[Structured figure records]
--*--
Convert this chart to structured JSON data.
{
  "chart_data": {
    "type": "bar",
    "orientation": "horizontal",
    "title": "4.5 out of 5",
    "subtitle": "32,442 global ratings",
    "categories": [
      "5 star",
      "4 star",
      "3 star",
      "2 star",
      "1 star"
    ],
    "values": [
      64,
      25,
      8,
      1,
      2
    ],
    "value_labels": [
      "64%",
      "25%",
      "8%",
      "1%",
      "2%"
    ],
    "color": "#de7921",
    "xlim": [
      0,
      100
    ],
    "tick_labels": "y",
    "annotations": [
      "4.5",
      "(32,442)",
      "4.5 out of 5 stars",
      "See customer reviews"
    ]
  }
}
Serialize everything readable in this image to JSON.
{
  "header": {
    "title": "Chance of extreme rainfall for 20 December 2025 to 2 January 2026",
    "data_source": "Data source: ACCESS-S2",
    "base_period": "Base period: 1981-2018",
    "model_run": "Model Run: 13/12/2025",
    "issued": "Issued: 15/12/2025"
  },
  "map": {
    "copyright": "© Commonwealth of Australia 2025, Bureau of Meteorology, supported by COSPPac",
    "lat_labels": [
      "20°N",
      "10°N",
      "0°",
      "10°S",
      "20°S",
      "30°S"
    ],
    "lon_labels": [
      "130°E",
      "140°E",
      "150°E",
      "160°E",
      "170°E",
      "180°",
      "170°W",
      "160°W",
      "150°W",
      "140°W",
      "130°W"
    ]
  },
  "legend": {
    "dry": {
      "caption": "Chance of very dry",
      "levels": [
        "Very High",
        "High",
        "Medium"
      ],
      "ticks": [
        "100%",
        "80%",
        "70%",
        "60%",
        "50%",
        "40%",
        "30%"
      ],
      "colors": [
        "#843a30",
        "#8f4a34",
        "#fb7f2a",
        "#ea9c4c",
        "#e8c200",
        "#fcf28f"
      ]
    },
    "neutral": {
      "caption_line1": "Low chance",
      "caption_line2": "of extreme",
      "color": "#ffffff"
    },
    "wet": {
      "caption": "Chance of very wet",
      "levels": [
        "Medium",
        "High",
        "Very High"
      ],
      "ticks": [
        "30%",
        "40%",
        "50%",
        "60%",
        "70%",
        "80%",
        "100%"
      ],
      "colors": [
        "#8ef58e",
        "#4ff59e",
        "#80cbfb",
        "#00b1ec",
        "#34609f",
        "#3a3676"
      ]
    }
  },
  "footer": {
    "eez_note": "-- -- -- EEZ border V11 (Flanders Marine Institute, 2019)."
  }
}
--*--
- Short task
Copy out the lines that hold "extreme".

- Completed exercise
    "title": "Chance of extreme rainfall for 20 December 2025 to 2 January 2026",
      "caption_line2": "of extreme",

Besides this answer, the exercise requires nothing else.